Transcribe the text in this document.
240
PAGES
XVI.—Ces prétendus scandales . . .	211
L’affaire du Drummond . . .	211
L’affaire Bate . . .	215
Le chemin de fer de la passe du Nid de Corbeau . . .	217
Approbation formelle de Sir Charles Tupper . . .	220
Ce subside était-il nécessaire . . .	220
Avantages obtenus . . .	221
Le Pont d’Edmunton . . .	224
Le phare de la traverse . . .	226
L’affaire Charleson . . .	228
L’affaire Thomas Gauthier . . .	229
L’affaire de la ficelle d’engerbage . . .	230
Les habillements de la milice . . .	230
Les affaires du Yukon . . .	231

PROMPT: Copy out all of the records shown above exactly.

SOLUTION FOR THIS EXERCISE:
Transcribe the text in this document.
240
PAGES
XVI.—Ces prétendus scandales . . .	211
L’affaire du Drummond . . .	211
L’affaire Bate . . .	215
Le chemin de fer de la passe du Nid de Corbeau . . .	217
Approbation formelle de Sir Charles Tupper . . .	220
Ce subside était-il nécessaire . . .	220
Avantages obtenus . . .	221
Le Pont d’Edmunton . . .	224
Le phare de la traverse . . .	226
L’affaire Charleson . . .	228
L’affaire Thomas Gauthier . . .	229
L’affaire de la ficelle d’engerbage . . .	230
Les habillements de la milice . . .	230
Les affaires du Yukon . . .	231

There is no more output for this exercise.